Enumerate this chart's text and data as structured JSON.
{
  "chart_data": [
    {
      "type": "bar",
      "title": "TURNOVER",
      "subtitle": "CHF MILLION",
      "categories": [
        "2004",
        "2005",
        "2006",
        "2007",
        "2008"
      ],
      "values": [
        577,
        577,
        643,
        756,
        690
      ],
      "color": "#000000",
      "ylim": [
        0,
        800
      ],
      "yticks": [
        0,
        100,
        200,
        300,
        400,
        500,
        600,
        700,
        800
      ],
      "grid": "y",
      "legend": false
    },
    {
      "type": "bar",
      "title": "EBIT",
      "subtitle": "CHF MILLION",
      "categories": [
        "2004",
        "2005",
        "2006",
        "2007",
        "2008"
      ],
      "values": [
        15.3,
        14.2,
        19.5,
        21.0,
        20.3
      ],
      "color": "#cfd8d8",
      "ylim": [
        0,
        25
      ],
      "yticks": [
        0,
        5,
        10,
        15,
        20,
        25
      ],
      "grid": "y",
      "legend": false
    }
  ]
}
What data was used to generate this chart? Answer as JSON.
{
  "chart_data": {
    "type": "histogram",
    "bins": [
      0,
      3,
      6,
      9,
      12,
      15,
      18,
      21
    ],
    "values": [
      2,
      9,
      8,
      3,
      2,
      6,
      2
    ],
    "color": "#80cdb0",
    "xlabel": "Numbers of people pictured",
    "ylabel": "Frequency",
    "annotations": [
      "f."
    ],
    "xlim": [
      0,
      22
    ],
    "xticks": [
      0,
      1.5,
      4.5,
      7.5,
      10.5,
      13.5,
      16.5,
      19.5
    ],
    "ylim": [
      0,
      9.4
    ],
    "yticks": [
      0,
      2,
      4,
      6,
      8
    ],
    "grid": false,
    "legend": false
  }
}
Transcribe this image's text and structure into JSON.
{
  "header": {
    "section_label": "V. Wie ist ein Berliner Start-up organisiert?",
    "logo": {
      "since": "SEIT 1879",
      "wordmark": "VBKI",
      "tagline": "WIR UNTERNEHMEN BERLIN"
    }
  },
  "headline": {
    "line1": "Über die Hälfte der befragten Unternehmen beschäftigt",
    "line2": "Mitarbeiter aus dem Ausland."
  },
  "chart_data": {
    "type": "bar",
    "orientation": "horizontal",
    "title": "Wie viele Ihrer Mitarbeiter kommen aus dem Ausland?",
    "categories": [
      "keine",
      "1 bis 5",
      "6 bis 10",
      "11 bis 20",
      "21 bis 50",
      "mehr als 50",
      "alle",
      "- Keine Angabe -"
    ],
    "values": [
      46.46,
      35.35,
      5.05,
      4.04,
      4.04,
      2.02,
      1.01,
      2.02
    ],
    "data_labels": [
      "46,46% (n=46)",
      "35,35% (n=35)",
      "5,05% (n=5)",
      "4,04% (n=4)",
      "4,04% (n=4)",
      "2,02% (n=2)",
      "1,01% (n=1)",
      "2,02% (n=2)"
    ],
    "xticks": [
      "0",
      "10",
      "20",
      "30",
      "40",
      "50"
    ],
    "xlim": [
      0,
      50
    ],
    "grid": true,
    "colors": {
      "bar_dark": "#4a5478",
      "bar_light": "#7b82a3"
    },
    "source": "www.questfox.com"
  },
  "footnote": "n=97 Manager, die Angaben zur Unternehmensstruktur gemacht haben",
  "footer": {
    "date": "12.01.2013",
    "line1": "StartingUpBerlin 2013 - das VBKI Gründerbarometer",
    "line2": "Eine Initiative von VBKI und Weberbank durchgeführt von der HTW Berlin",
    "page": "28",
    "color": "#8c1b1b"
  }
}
----
*EXERCISE OBJECTIVE:* All of the data must be returned exactly.

*RESPONSE TO THE EXERCISE:*
Enumerate this chart's text and data as structured JSON.
{
  "chart_data": [
    {
      "type": "bar",
      "title": "TURNOVER",
      "subtitle": "CHF MILLION",
      "categories": [
        "2004",
        "2005",
        "2006",
        "2007",
        "2008"
      ],
      "values": [
        577,
        577,
        643,
        756,
        690
      ],
      "color": "#000000",
      "ylim": [
        0,
        800
      ],
      "yticks": [
        0,
        100,
        200,
        300,
        400,
        500,
        600,
        700,
        800
      ],
      "grid": "y",
      "legend": false
    },
    {
      "type": "bar",
      "title": "EBIT",
      "subtitle": "CHF MILLION",
      "categories": [
        "2004",
        "2005",
        "2006",
        "2007",
        "2008"
      ],
      "values": [
        15.3,
        14.2,
        19.5,
        21.0,
        20.3
      ],
      "color": "#cfd8d8",
      "ylim": [
        0,
        25
      ],
      "yticks": [
        0,
        5,
        10,
        15,
        20,
        25
      ],
      "grid": "y",
      "legend": false
    }
  ]
}
What data was used to generate this chart? Answer as JSON.
{
  "chart_data": {
    "type": "histogram",
    "bins": [
      0,
      3,
      6,
      9,
      12,
      15,
      18,
      21
    ],
    "values": [
      2,
      9,
      8,
      3,
      2,
      6,
      2
    ],
    "color": "#80cdb0",
    "xlabel": "Numbers of people pictured",
    "ylabel": "Frequency",
    "annotations": [
      "f."
    ],
    "xlim": [
      0,
      22
    ],
    "xticks": [
      0,
      1.5,
      4.5,
      7.5,
      10.5,
      13.5,
      16.5,
      19.5
    ],
    "ylim": [
      0,
      9.4
    ],
    "yticks": [
      0,
      2,
      4,
      6,
      8
    ],
    "grid": false,
    "legend": false
  }
}
Transcribe this image's text and structure into JSON.
{
  "header": {
    "section_label": "V. Wie ist ein Berliner Start-up organisiert?",
    "logo": {
      "since": "SEIT 1879",
      "wordmark": "VBKI",
      "tagline": "WIR UNTERNEHMEN BERLIN"
    }
  },
  "headline": {
    "line1": "Über die Hälfte der befragten Unternehmen beschäftigt",
    "line2": "Mitarbeiter aus dem Ausland."
  },
  "chart_data": {
    "type": "bar",
    "orientation": "horizontal",
    "title": "Wie viele Ihrer Mitarbeiter kommen aus dem Ausland?",
    "categories": [
      "keine",
      "1 bis 5",
      "6 bis 10",
      "11 bis 20",
      "21 bis 50",
      "mehr als 50",
      "alle",
      "- Keine Angabe -"
    ],
    "values": [
      46.46,
      35.35,
      5.05,
      4.04,
      4.04,
      2.02,
      1.01,
      2.02
    ],
    "data_labels": [
      "46,46% (n=46)",
      "35,35% (n=35)",
      "5,05% (n=5)",
      "4,04% (n=4)",
      "4,04% (n=4)",
      "2,02% (n=2)",
      "1,01% (n=1)",
      "2,02% (n=2)"
    ],
    "xticks": [
      "0",
      "10",
      "20",
      "30",
      "40",
      "50"
    ],
    "xlim": [
      0,
      50
    ],
    "grid": true,
    "colors": {
      "bar_dark": "#4a5478",
      "bar_light": "#7b82a3"
    },
    "source": "www.questfox.com"
  },
  "footnote": "n=97 Manager, die Angaben zur Unternehmensstruktur gemacht haben",
  "footer": {
    "date": "12.01.2013",
    "line1": "StartingUpBerlin 2013 - das VBKI Gründerbarometer",
    "line2": "Eine Initiative von VBKI und Weberbank durchgeführt von der HTW Berlin",
    "page": "28",
    "color": "#8c1b1b"
  }
}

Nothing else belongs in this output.